--- TASK TO CARRY OUT ---
Every line that holds the string "screenshot" is to be identified and copied.

━━━━

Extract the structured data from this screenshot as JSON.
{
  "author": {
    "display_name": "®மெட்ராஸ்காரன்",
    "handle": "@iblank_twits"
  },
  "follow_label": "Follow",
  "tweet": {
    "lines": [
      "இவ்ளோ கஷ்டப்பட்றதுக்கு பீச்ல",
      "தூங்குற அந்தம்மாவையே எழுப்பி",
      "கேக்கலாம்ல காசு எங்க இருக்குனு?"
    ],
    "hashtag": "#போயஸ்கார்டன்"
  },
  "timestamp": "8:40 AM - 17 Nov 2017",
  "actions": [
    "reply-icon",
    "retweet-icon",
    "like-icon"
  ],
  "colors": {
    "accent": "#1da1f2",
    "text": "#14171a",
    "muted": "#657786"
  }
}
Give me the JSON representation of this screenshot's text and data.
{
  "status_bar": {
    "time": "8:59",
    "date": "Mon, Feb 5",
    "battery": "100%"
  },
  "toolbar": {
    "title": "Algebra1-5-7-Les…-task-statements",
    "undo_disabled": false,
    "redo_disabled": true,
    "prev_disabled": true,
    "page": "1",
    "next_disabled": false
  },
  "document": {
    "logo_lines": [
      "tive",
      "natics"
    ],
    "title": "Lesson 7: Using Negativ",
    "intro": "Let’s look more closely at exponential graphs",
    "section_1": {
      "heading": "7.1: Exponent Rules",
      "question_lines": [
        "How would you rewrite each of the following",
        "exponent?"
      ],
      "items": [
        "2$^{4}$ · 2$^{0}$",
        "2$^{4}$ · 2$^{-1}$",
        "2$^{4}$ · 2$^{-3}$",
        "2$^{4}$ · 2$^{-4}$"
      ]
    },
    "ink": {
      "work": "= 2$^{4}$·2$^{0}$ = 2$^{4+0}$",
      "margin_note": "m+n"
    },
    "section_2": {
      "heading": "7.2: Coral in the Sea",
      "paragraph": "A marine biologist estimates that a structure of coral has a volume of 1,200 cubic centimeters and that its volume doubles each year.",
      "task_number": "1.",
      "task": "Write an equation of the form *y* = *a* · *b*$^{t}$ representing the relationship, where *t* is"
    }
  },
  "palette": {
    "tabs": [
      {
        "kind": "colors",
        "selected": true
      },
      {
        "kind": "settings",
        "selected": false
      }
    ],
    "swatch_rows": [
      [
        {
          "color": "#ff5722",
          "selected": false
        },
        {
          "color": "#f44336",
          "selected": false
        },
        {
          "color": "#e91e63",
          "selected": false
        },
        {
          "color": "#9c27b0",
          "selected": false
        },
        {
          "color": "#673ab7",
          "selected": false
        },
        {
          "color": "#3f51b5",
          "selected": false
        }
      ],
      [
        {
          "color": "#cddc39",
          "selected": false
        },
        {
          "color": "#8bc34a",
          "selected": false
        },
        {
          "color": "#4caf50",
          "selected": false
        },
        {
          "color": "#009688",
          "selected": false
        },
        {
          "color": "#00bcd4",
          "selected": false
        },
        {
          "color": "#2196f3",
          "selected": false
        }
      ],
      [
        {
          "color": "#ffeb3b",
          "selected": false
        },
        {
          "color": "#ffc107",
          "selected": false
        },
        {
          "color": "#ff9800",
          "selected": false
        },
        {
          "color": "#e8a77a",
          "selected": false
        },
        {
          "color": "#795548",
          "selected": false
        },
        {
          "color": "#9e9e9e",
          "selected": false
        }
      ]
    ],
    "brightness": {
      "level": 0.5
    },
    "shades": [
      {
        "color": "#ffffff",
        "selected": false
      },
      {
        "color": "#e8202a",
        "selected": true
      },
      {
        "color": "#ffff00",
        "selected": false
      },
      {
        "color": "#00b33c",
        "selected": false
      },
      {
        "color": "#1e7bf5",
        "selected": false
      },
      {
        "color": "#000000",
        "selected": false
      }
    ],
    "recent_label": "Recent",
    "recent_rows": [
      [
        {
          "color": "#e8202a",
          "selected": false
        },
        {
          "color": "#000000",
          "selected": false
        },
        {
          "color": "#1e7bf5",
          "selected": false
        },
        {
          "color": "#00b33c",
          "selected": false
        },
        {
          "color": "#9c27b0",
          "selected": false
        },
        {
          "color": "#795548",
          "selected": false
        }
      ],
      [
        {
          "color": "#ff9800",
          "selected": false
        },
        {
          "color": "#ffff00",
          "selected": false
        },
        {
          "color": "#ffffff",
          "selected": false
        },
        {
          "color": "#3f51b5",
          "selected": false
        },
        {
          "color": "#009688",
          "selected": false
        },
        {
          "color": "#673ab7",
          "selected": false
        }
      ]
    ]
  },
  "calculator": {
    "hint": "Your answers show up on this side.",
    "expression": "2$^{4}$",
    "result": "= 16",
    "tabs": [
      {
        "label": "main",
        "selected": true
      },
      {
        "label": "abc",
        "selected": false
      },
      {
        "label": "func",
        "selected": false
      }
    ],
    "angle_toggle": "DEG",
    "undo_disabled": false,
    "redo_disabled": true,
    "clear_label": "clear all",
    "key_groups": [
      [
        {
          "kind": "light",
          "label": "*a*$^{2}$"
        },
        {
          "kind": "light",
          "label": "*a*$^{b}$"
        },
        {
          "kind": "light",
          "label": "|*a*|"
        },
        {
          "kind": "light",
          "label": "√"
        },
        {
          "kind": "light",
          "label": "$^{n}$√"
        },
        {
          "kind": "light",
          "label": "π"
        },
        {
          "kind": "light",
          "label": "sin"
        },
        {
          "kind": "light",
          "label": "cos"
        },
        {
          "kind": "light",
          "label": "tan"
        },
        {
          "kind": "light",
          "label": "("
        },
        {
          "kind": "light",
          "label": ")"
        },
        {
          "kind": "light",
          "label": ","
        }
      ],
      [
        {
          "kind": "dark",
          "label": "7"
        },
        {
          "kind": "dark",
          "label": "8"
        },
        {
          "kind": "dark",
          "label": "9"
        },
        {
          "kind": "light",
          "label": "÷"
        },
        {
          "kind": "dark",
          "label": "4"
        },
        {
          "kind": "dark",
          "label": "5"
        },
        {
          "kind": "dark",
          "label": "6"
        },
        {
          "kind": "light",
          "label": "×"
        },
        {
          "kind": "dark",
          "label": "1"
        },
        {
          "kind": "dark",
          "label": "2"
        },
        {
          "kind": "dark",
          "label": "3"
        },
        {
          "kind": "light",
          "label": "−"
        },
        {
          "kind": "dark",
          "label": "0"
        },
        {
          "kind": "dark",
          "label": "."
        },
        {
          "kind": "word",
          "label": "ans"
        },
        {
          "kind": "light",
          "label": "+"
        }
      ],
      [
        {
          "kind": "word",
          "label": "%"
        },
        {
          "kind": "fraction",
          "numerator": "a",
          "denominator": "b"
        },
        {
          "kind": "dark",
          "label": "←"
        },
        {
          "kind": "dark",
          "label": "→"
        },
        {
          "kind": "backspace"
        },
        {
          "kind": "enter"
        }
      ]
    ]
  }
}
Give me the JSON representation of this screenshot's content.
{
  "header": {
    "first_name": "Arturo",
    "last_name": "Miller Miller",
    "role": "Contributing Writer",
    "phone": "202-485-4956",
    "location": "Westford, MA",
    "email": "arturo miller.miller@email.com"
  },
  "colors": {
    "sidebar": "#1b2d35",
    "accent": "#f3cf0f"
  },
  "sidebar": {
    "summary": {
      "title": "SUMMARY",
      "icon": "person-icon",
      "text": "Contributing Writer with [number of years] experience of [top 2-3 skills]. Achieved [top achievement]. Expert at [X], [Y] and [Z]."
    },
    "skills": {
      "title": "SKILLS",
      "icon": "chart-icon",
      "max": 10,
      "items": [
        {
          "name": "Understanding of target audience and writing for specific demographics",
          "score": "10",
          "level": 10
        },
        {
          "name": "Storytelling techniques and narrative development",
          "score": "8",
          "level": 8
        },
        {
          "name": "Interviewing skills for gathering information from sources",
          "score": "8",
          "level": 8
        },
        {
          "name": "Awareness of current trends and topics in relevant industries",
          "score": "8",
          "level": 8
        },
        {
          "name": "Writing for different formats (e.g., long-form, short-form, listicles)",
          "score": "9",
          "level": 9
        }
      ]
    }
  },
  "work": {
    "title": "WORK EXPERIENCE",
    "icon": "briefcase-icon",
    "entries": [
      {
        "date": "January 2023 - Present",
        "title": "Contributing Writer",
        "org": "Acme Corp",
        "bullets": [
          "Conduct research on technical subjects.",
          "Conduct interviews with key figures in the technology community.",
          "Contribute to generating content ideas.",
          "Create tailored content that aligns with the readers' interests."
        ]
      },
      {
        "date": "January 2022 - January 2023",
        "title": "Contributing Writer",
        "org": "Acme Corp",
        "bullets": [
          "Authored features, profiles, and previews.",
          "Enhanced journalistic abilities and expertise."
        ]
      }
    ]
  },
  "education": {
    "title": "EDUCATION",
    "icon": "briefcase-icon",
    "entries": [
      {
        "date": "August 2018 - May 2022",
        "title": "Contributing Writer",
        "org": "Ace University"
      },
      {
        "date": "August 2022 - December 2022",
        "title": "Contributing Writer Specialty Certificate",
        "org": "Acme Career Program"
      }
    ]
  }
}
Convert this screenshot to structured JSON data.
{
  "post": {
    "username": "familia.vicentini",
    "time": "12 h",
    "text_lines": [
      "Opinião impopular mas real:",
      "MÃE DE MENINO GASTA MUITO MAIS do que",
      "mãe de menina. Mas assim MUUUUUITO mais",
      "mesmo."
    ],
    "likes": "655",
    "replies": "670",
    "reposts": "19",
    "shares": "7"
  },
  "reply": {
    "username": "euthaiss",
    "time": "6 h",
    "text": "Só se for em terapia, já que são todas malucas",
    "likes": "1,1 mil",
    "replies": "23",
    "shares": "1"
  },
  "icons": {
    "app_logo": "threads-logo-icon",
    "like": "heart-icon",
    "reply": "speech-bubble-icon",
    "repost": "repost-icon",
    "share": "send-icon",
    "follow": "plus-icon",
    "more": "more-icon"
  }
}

━━━━

--- EXERCISE ANSWER ---
Extract the structured data from this screenshot as JSON.
Give me the JSON representation of this screenshot's text and data.
Give me the JSON representation of this screenshot's content.
Convert this screenshot to structured JSON data.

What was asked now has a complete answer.